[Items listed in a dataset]
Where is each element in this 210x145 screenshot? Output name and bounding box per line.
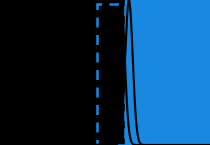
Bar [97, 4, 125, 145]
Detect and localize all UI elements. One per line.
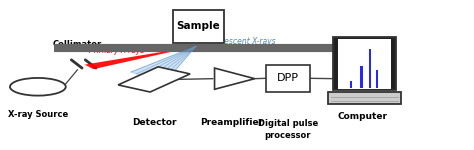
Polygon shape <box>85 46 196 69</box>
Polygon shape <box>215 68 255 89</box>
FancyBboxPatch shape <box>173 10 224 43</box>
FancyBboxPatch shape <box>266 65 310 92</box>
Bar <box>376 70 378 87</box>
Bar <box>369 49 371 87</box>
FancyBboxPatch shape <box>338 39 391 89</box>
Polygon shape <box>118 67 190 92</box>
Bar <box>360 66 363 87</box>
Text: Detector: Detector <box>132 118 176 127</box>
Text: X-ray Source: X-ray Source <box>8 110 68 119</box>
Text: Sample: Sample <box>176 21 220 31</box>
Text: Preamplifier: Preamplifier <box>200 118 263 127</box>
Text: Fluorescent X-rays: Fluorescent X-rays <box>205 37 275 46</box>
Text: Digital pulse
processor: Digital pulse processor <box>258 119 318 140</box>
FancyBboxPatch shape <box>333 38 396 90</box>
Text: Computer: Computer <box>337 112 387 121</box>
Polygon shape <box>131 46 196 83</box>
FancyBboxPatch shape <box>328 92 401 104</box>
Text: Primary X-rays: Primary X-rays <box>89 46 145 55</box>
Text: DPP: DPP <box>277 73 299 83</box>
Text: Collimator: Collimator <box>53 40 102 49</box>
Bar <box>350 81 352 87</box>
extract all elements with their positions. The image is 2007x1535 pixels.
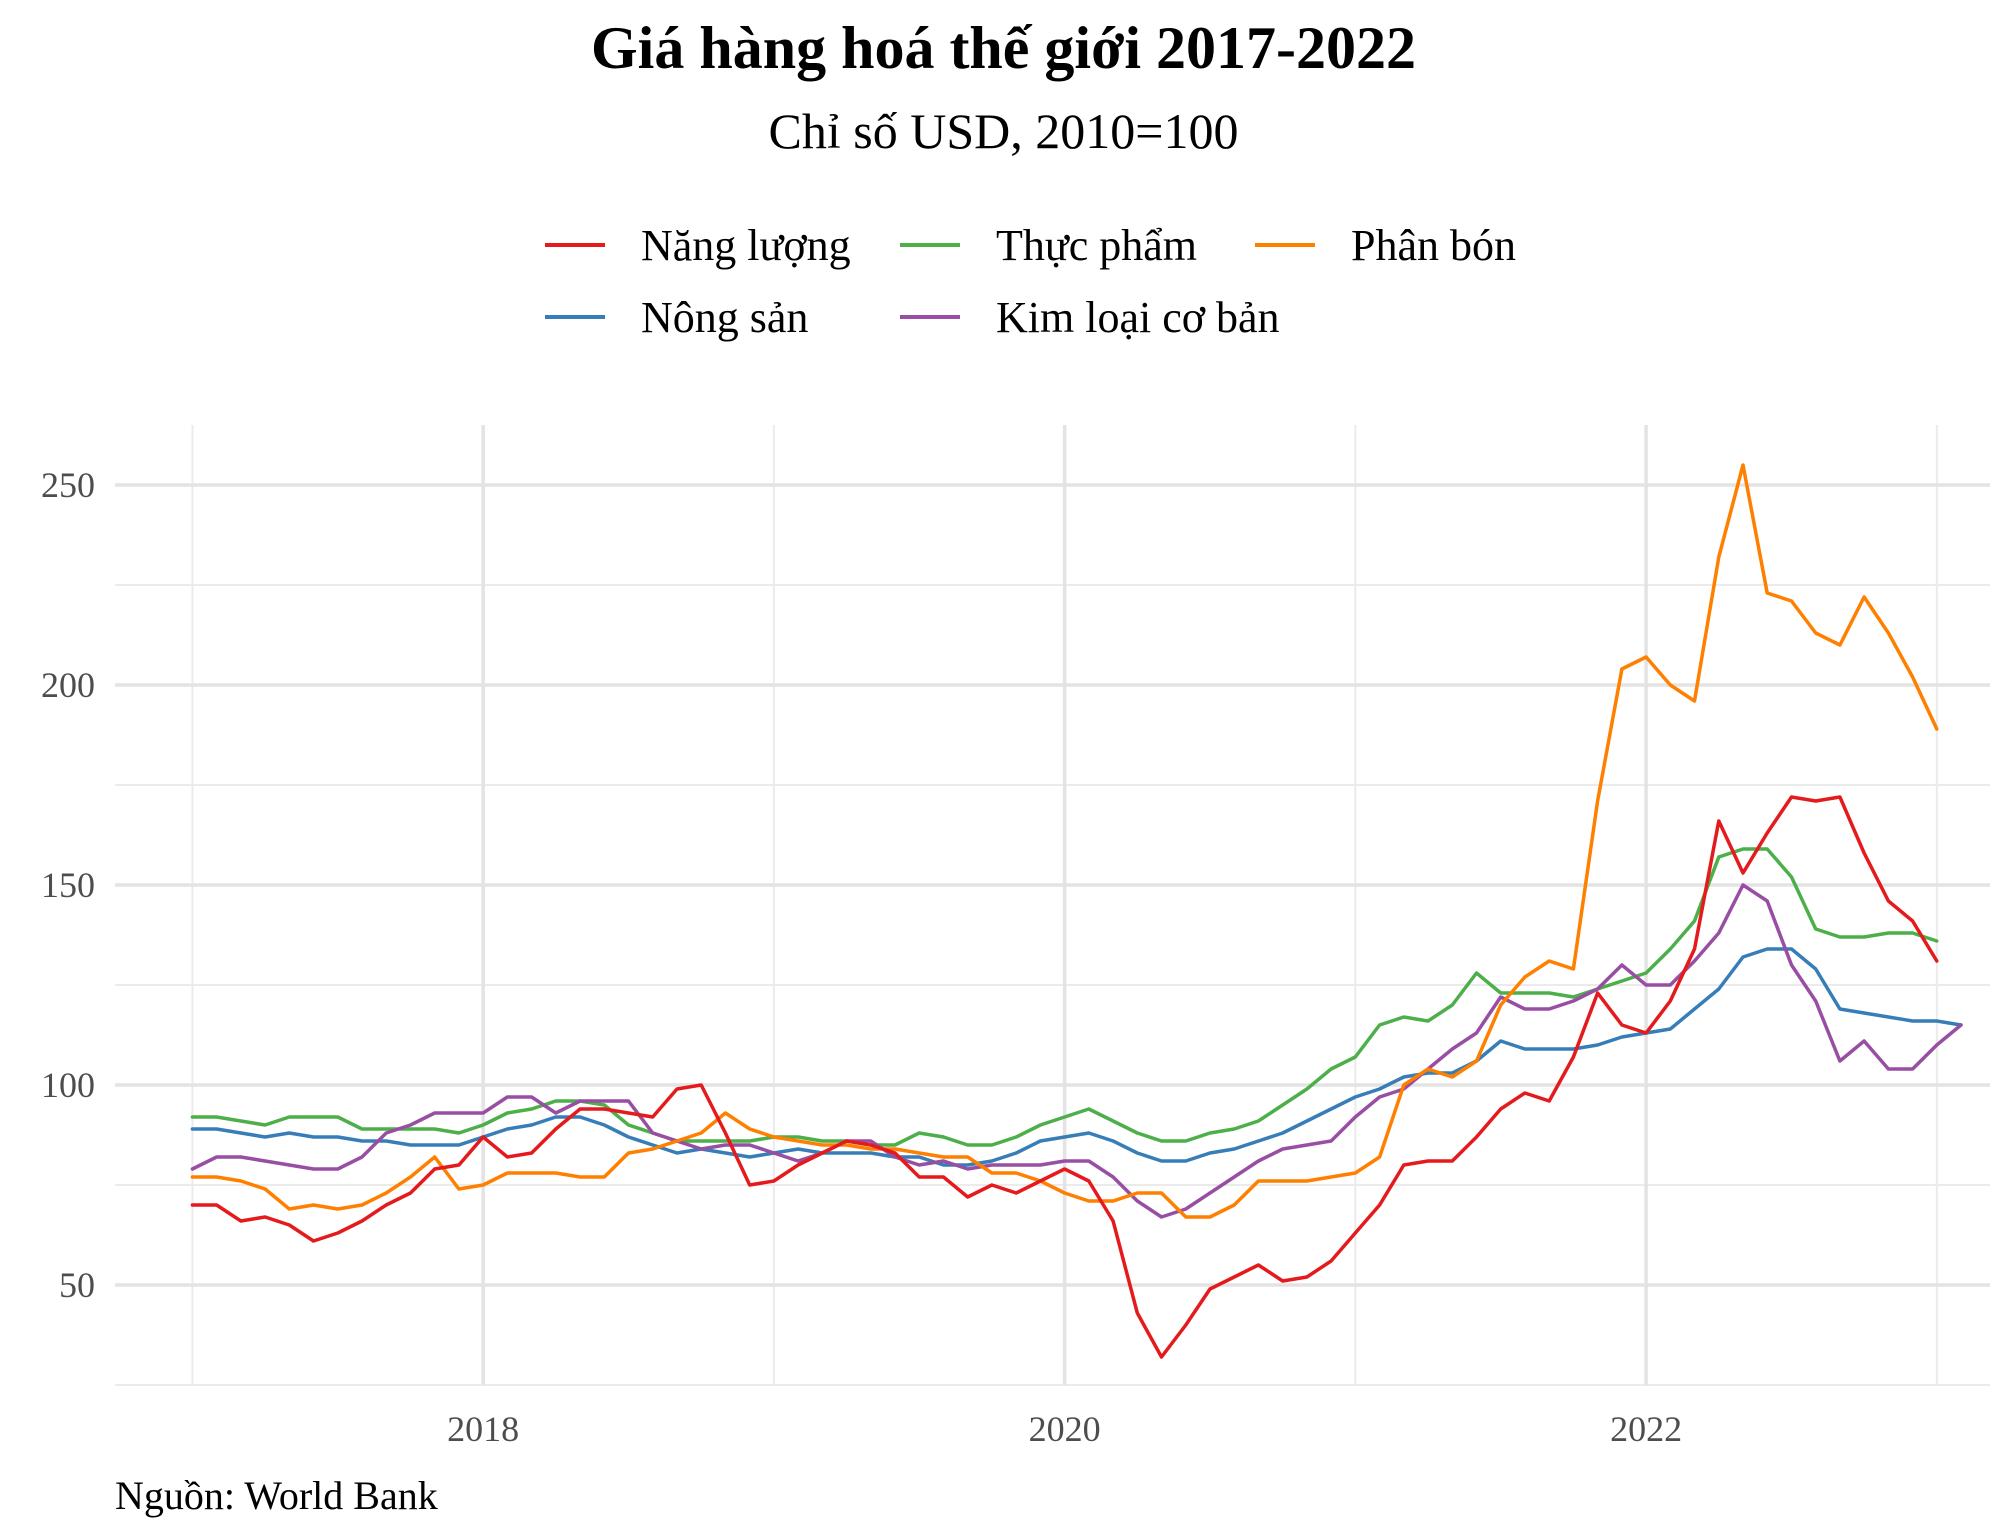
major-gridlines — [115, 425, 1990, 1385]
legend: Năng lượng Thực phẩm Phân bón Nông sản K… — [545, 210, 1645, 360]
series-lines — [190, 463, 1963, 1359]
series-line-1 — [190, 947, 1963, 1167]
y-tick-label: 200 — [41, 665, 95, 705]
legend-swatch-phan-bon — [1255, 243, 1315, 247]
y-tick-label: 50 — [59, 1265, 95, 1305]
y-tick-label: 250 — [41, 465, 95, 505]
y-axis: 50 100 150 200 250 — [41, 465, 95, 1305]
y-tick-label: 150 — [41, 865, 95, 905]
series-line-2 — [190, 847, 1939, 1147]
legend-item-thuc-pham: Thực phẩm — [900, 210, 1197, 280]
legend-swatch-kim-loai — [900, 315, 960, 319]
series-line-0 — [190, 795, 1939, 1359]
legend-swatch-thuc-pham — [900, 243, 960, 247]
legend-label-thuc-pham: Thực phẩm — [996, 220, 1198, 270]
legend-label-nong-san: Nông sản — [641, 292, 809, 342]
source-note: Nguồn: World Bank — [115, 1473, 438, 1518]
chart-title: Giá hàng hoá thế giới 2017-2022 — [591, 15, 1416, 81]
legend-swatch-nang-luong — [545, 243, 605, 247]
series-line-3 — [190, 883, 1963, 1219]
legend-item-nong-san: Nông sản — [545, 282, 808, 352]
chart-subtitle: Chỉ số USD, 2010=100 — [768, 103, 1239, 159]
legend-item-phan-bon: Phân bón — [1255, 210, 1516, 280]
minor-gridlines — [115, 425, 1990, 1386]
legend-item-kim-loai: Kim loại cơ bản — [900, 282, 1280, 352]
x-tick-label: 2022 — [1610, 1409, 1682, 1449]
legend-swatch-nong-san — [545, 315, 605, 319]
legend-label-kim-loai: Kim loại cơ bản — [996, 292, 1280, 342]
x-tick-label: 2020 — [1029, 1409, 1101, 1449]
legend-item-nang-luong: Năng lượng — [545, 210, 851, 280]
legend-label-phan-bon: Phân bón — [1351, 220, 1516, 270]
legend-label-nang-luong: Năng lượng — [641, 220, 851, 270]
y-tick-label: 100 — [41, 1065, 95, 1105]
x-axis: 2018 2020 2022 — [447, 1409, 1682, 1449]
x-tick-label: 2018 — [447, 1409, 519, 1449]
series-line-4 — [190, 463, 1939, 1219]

Stated exercise >>
Reproduce all of the material above line for line, leaving out the pictures.

Final result >>
Where is each element in this 210x145 screenshot? Output name and bounding box per line.
Bar [97, 4, 125, 145]
Detect and localize all UI elements. One per line.
Polygon shape <box>85 46 196 69</box>
Polygon shape <box>215 68 255 89</box>
FancyBboxPatch shape <box>173 10 224 43</box>
FancyBboxPatch shape <box>266 65 310 92</box>
Bar <box>376 70 378 87</box>
Bar <box>369 49 371 87</box>
FancyBboxPatch shape <box>338 39 391 89</box>
Polygon shape <box>118 67 190 92</box>
Bar <box>360 66 363 87</box>
Text: Detector: Detector <box>132 118 176 127</box>
Text: X-ray Source: X-ray Source <box>8 110 68 119</box>
Text: Sample: Sample <box>176 21 220 31</box>
Text: Preamplifier: Preamplifier <box>200 118 263 127</box>
Text: Fluorescent X-rays: Fluorescent X-rays <box>205 37 275 46</box>
Text: Digital pulse
processor: Digital pulse processor <box>258 119 318 140</box>
FancyBboxPatch shape <box>333 38 396 90</box>
Text: Computer: Computer <box>337 112 387 121</box>
Polygon shape <box>131 46 196 83</box>
FancyBboxPatch shape <box>328 92 401 104</box>
Text: Primary X-rays: Primary X-rays <box>89 46 145 55</box>
Text: DPP: DPP <box>277 73 299 83</box>
Text: Collimator: Collimator <box>53 40 102 49</box>
Bar <box>350 81 352 87</box>
extract all elements with their positions. The image is 2007x1535 pixels.
major-gridlines — [115, 425, 1990, 1385]
legend: Năng lượng Thực phẩm Phân bón Nông sản K… — [545, 210, 1645, 360]
series-lines — [190, 463, 1963, 1359]
series-line-1 — [190, 947, 1963, 1167]
y-tick-label: 200 — [41, 665, 95, 705]
legend-swatch-phan-bon — [1255, 243, 1315, 247]
y-tick-label: 50 — [59, 1265, 95, 1305]
y-tick-label: 250 — [41, 465, 95, 505]
y-axis: 50 100 150 200 250 — [41, 465, 95, 1305]
y-tick-label: 150 — [41, 865, 95, 905]
series-line-2 — [190, 847, 1939, 1147]
legend-item-thuc-pham: Thực phẩm — [900, 210, 1197, 280]
legend-swatch-kim-loai — [900, 315, 960, 319]
series-line-0 — [190, 795, 1939, 1359]
legend-swatch-thuc-pham — [900, 243, 960, 247]
legend-label-thuc-pham: Thực phẩm — [996, 220, 1198, 270]
legend-label-nong-san: Nông sản — [641, 292, 809, 342]
source-note: Nguồn: World Bank — [115, 1473, 438, 1518]
chart-title: Giá hàng hoá thế giới 2017-2022 — [591, 15, 1416, 81]
legend-swatch-nang-luong — [545, 243, 605, 247]
series-line-3 — [190, 883, 1963, 1219]
legend-item-nong-san: Nông sản — [545, 282, 808, 352]
chart-subtitle: Chỉ số USD, 2010=100 — [768, 103, 1239, 159]
legend-item-phan-bon: Phân bón — [1255, 210, 1516, 280]
minor-gridlines — [115, 425, 1990, 1386]
legend-item-kim-loai: Kim loại cơ bản — [900, 282, 1280, 352]
x-tick-label: 2022 — [1610, 1409, 1682, 1449]
legend-swatch-nong-san — [545, 315, 605, 319]
legend-label-kim-loai: Kim loại cơ bản — [996, 292, 1280, 342]
x-tick-label: 2020 — [1029, 1409, 1101, 1449]
legend-item-nang-luong: Năng lượng — [545, 210, 851, 280]
legend-label-phan-bon: Phân bón — [1351, 220, 1516, 270]
legend-label-nang-luong: Năng lượng — [641, 220, 851, 270]
y-tick-label: 100 — [41, 1065, 95, 1105]
x-axis: 2018 2020 2022 — [447, 1409, 1682, 1449]
x-tick-label: 2018 — [447, 1409, 519, 1449]
series-line-4 — [190, 463, 1939, 1219]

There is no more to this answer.